## [Entries shown]

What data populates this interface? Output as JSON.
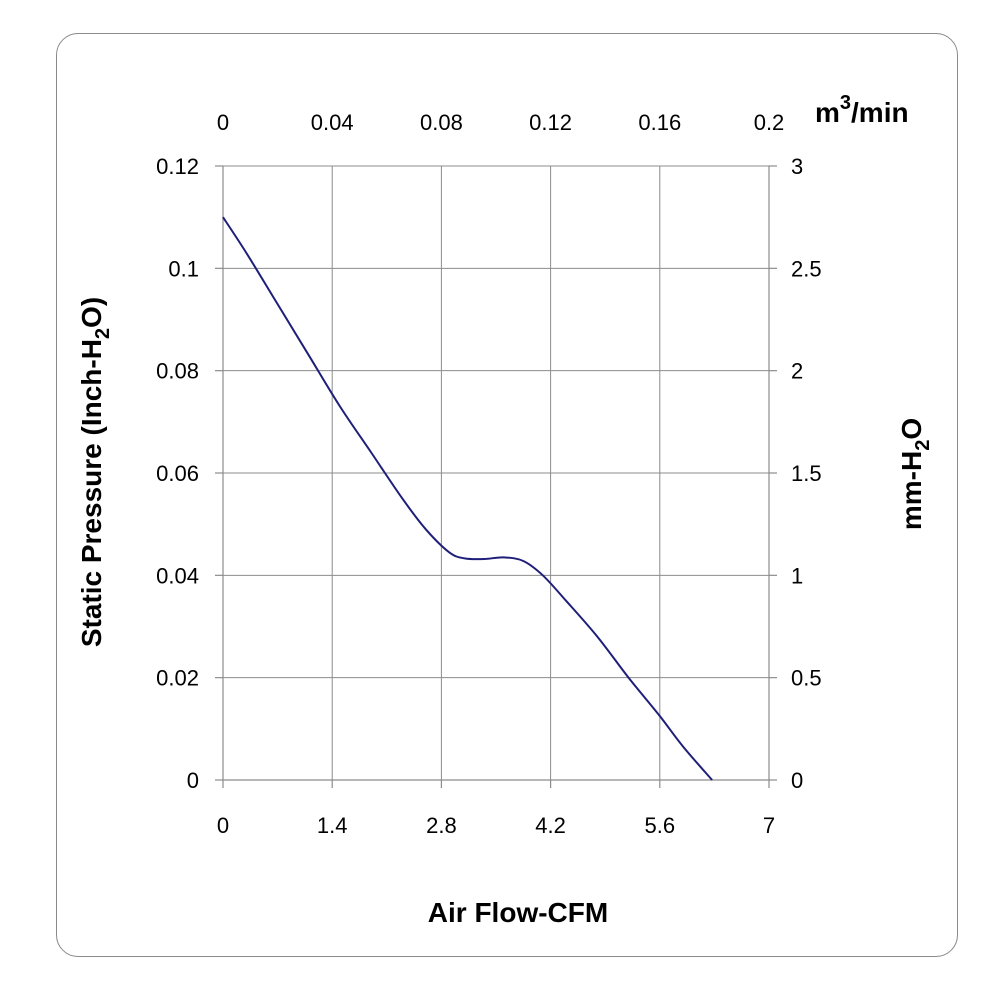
{
  "chart_data": {
    "type": "line",
    "x_axis_bottom": {
      "label": "Air Flow-CFM",
      "range": [
        0,
        7
      ],
      "ticks": [
        "0",
        "1.4",
        "2.8",
        "4.2",
        "5.6",
        "7"
      ]
    },
    "x_axis_top": {
      "unit_base": "m",
      "unit_sup": "3",
      "unit_rest": "/min",
      "range": [
        0,
        0.2
      ],
      "ticks": [
        "0",
        "0.04",
        "0.08",
        "0.12",
        "0.16",
        "0.2"
      ]
    },
    "y_axis_left": {
      "label_pre": "Static Pressure (Inch-H",
      "label_sub": "2",
      "label_post": "O)",
      "range": [
        0,
        0.12
      ],
      "ticks": [
        "0",
        "0.02",
        "0.04",
        "0.06",
        "0.08",
        "0.1",
        "0.12"
      ]
    },
    "y_axis_right": {
      "label_pre": "mm-H",
      "label_sub": "2",
      "label_post": "O",
      "range": [
        0,
        3
      ],
      "ticks": [
        "0",
        "0.5",
        "1",
        "1.5",
        "2",
        "2.5",
        "3"
      ]
    },
    "grid": true,
    "series": [
      {
        "color": "#1f1f7a",
        "points": [
          [
            0.0,
            0.11
          ],
          [
            0.3,
            0.103
          ],
          [
            0.7,
            0.093
          ],
          [
            1.1,
            0.083
          ],
          [
            1.5,
            0.073
          ],
          [
            1.9,
            0.064
          ],
          [
            2.3,
            0.055
          ],
          [
            2.6,
            0.049
          ],
          [
            2.9,
            0.0445
          ],
          [
            3.1,
            0.0433
          ],
          [
            3.35,
            0.0432
          ],
          [
            3.6,
            0.0435
          ],
          [
            3.85,
            0.0428
          ],
          [
            4.1,
            0.04
          ],
          [
            4.4,
            0.035
          ],
          [
            4.8,
            0.028
          ],
          [
            5.2,
            0.02
          ],
          [
            5.6,
            0.0125
          ],
          [
            5.9,
            0.0065
          ],
          [
            6.27,
            0.0
          ]
        ]
      }
    ]
  }
}
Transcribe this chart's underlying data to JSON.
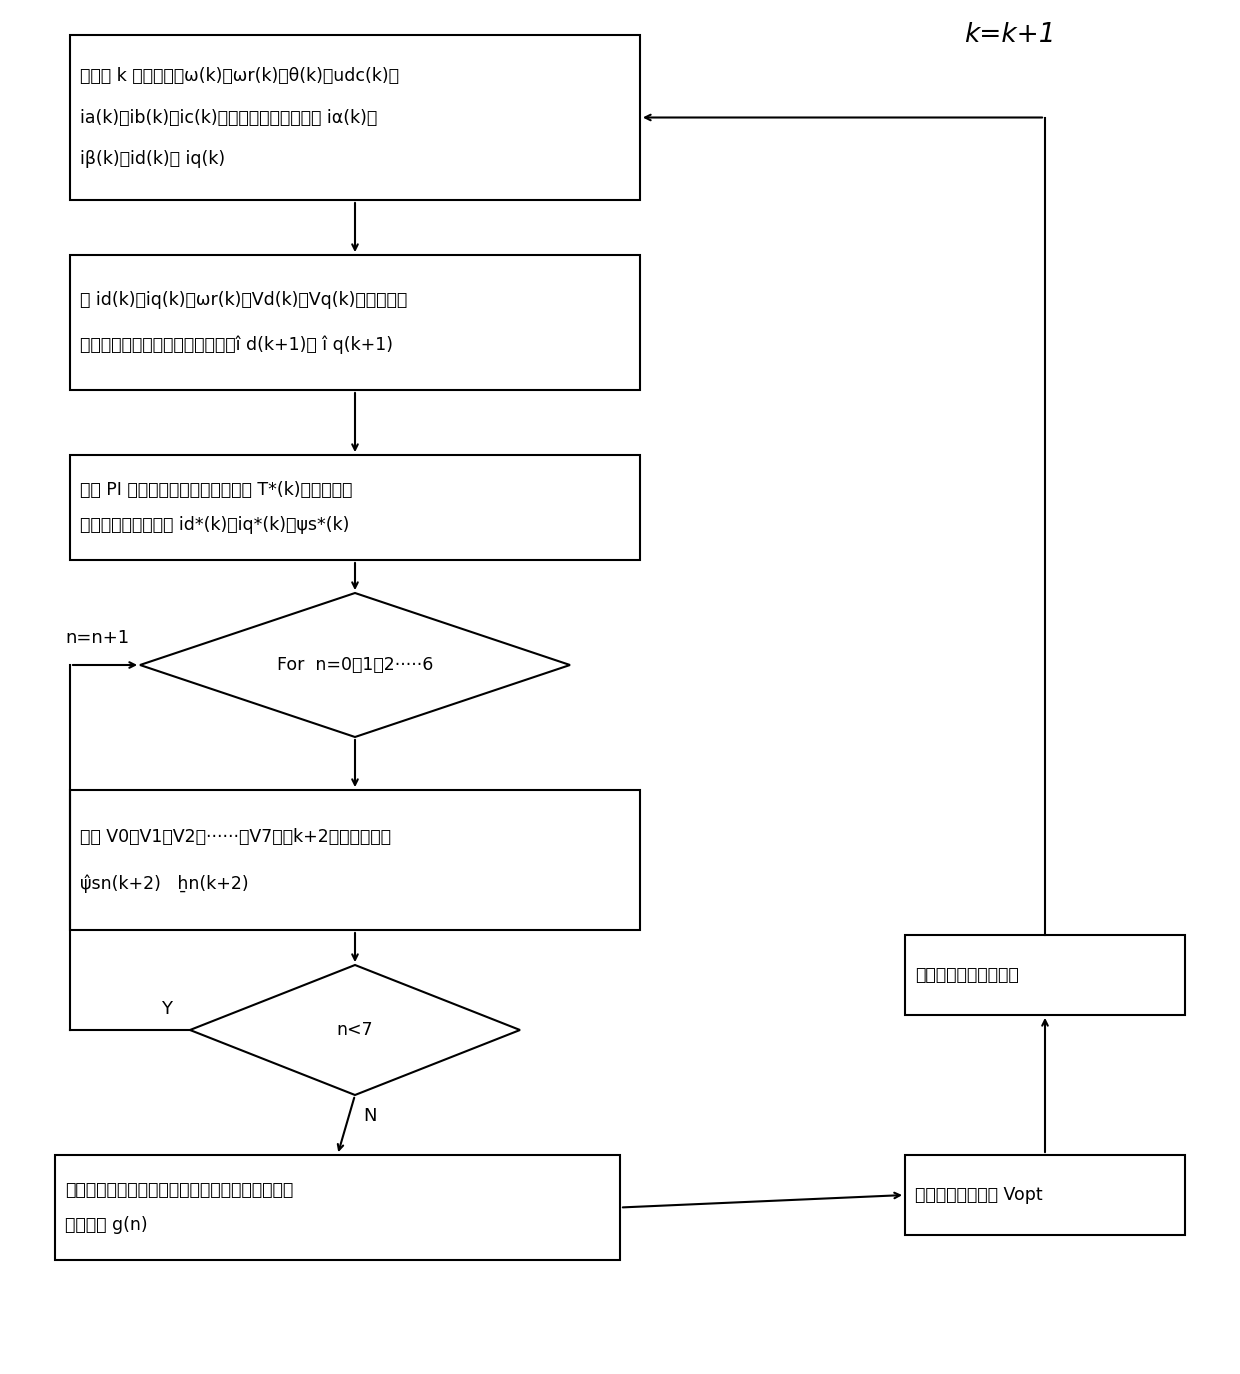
{
  "title": "k=k+1",
  "box1_line1": "采集第 k 个控制周期ω(k)、ωr(k)、θ(k)、udc(k)、",
  "box1_line2": "ia(k)、ib(k)、ic(k)，并进行坐标变换得到 iα(k)、",
  "box1_line3": "iβ(k)、id(k)和 iq(k)",
  "box2_line1": "将 id(k)、iq(k)、ωr(k)、Vd(k)、Vq(k)通过永磁同",
  "box2_line2": "步电机延时补唇模型公式变换得到î d(k+1)、 î q(k+1)",
  "box3_line1": "采用 PI 控制器输出电磁转矩期望値 T*(k)经过最大转",
  "box3_line2": "矩电流比的方法求出 id*(k)、iq*(k)、ψs*(k)",
  "d1_text": "For  n=0、1、2·····6",
  "box4_line1": "预测 V0、V1、V2、······、V7下第k+2个控制周期的",
  "box4_line2": "ψ̂sn(k+2)   ẖn(k+2)",
  "d2_text": "n<7",
  "box5_line1": "将期望磁链和转矩与预测値做差，排序编号并带入",
  "box5_line2": "评价函数 g(n)",
  "box6_text": "求出最优电压矢量 Vopt",
  "box7_text": "进行下一周期预测控制",
  "label_n1": "n=n+1",
  "label_Y": "Y",
  "label_N": "N"
}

## [Set task]
Transcribe the full listing above exactly, with the images removed.

## [Output below]
What data populates this interface? Output as JSON.
{
  "chart_data": {
    "type": "line",
    "x_axis_bottom": {
      "label": "Air Flow-CFM",
      "range": [
        0,
        7
      ],
      "ticks": [
        "0",
        "1.4",
        "2.8",
        "4.2",
        "5.6",
        "7"
      ]
    },
    "x_axis_top": {
      "unit_base": "m",
      "unit_sup": "3",
      "unit_rest": "/min",
      "range": [
        0,
        0.2
      ],
      "ticks": [
        "0",
        "0.04",
        "0.08",
        "0.12",
        "0.16",
        "0.2"
      ]
    },
    "y_axis_left": {
      "label_pre": "Static Pressure (Inch-H",
      "label_sub": "2",
      "label_post": "O)",
      "range": [
        0,
        0.12
      ],
      "ticks": [
        "0",
        "0.02",
        "0.04",
        "0.06",
        "0.08",
        "0.1",
        "0.12"
      ]
    },
    "y_axis_right": {
      "label_pre": "mm-H",
      "label_sub": "2",
      "label_post": "O",
      "range": [
        0,
        3
      ],
      "ticks": [
        "0",
        "0.5",
        "1",
        "1.5",
        "2",
        "2.5",
        "3"
      ]
    },
    "grid": true,
    "series": [
      {
        "color": "#1f1f7a",
        "points": [
          [
            0.0,
            0.11
          ],
          [
            0.3,
            0.103
          ],
          [
            0.7,
            0.093
          ],
          [
            1.1,
            0.083
          ],
          [
            1.5,
            0.073
          ],
          [
            1.9,
            0.064
          ],
          [
            2.3,
            0.055
          ],
          [
            2.6,
            0.049
          ],
          [
            2.9,
            0.0445
          ],
          [
            3.1,
            0.0433
          ],
          [
            3.35,
            0.0432
          ],
          [
            3.6,
            0.0435
          ],
          [
            3.85,
            0.0428
          ],
          [
            4.1,
            0.04
          ],
          [
            4.4,
            0.035
          ],
          [
            4.8,
            0.028
          ],
          [
            5.2,
            0.02
          ],
          [
            5.6,
            0.0125
          ],
          [
            5.9,
            0.0065
          ],
          [
            6.27,
            0.0
          ]
        ]
      }
    ]
  }
}
Transcribe this chart's underlying data to JSON.
{
  "title": "k=k+1",
  "box1_line1": "采集第 k 个控制周期ω(k)、ωr(k)、θ(k)、udc(k)、",
  "box1_line2": "ia(k)、ib(k)、ic(k)，并进行坐标变换得到 iα(k)、",
  "box1_line3": "iβ(k)、id(k)和 iq(k)",
  "box2_line1": "将 id(k)、iq(k)、ωr(k)、Vd(k)、Vq(k)通过永磁同",
  "box2_line2": "步电机延时补唇模型公式变换得到î d(k+1)、 î q(k+1)",
  "box3_line1": "采用 PI 控制器输出电磁转矩期望値 T*(k)经过最大转",
  "box3_line2": "矩电流比的方法求出 id*(k)、iq*(k)、ψs*(k)",
  "d1_text": "For  n=0、1、2·····6",
  "box4_line1": "预测 V0、V1、V2、······、V7下第k+2个控制周期的",
  "box4_line2": "ψ̂sn(k+2)   ẖn(k+2)",
  "d2_text": "n<7",
  "box5_line1": "将期望磁链和转矩与预测値做差，排序编号并带入",
  "box5_line2": "评价函数 g(n)",
  "box6_text": "求出最优电压矢量 Vopt",
  "box7_text": "进行下一周期预测控制",
  "label_n1": "n=n+1",
  "label_Y": "Y",
  "label_N": "N"
}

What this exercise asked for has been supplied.